What the exercise asks:
Copy out the lines that have "restraint" in them.

Records shown:
Start

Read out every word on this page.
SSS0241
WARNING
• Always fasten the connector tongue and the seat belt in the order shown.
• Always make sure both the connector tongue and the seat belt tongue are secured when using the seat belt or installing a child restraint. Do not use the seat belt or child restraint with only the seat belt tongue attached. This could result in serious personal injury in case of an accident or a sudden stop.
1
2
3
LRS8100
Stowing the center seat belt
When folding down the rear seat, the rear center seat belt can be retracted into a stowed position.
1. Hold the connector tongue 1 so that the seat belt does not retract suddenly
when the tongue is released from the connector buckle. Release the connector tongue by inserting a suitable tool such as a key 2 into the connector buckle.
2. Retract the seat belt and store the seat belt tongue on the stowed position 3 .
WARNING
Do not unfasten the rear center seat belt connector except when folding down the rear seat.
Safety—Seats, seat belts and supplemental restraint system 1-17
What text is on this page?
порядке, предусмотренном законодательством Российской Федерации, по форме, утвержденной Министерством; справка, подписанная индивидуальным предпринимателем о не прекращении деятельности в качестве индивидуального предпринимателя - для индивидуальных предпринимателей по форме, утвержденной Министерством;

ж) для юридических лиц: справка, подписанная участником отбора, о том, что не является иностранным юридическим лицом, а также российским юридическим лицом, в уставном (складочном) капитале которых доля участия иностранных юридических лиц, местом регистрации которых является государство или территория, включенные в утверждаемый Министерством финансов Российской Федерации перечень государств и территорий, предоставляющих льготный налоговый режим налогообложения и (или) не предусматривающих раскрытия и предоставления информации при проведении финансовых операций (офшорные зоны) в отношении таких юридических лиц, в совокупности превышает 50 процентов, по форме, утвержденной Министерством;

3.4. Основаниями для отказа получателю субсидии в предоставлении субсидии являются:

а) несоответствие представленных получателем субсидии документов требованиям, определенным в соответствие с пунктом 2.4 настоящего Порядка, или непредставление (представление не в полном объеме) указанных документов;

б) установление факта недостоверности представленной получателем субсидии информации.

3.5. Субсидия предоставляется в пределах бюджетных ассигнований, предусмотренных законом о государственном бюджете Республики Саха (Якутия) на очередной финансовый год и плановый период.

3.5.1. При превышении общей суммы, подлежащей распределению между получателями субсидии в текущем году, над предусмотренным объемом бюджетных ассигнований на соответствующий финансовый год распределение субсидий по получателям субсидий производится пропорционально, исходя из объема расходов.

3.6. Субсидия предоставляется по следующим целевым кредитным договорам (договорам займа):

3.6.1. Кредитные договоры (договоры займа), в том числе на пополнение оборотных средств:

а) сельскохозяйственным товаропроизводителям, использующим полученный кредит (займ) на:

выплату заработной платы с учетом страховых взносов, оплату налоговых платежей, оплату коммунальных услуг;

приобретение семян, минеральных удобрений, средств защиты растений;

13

End
Start

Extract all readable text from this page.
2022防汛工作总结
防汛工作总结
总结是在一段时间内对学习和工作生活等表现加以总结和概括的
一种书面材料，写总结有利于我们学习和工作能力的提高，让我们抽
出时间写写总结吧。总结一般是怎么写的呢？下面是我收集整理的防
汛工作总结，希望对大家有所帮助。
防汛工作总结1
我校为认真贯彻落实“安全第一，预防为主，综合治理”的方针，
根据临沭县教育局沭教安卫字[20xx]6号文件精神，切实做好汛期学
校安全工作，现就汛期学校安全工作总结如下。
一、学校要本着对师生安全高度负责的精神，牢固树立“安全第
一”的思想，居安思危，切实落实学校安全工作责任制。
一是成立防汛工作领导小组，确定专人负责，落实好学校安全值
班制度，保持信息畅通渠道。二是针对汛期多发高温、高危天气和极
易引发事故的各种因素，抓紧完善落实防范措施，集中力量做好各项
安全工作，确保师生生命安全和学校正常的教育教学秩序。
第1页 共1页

End
Start

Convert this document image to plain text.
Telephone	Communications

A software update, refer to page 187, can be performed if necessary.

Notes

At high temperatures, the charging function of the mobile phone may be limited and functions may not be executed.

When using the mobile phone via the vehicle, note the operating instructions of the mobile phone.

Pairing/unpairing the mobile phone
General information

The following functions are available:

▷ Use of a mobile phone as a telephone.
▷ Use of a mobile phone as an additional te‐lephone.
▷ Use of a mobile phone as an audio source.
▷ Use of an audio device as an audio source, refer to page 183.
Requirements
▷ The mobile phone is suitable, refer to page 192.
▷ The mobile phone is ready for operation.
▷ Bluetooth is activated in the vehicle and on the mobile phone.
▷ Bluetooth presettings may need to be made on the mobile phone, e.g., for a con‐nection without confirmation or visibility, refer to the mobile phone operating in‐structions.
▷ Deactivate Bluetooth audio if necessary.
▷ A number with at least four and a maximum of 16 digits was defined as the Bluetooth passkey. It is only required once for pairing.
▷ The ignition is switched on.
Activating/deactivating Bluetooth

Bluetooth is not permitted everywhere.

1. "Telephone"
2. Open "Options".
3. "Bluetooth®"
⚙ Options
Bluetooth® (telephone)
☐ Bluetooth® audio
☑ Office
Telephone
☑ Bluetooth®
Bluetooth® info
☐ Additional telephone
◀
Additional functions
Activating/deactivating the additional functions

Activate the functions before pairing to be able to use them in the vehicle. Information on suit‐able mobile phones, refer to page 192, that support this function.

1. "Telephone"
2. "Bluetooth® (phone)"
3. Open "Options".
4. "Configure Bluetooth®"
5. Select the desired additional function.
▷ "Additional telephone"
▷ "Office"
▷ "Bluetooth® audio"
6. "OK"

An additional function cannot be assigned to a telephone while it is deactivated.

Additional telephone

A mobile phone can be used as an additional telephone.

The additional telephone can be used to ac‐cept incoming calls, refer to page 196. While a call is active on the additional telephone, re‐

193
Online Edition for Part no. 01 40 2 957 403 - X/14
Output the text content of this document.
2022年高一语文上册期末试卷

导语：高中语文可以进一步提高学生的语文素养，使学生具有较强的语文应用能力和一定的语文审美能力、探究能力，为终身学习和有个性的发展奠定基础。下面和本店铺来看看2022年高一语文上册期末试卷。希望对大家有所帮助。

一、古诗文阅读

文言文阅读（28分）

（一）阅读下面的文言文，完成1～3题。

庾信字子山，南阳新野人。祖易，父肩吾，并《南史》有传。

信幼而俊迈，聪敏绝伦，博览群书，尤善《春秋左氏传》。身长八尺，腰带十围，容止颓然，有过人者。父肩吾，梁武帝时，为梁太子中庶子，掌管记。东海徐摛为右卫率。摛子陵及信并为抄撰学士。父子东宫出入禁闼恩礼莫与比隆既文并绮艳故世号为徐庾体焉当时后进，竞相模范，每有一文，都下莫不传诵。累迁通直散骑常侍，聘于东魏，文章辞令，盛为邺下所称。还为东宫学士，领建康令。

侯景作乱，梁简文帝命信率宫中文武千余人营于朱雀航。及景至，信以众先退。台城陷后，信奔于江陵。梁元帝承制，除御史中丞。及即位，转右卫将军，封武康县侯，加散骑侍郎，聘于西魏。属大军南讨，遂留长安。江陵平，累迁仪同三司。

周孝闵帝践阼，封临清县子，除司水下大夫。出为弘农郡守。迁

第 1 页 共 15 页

End

Solved problem:
• Always make sure both the connector tongue and the seat belt tongue are secured when using the seat belt or installing a child restraint. Do not use the seat belt or child restraint with only the seat belt tongue attached. This could result in serious personal injury in case of an accident or a sudden stop.
Safety—Seats, seat belts and supplemental restraint system 1-17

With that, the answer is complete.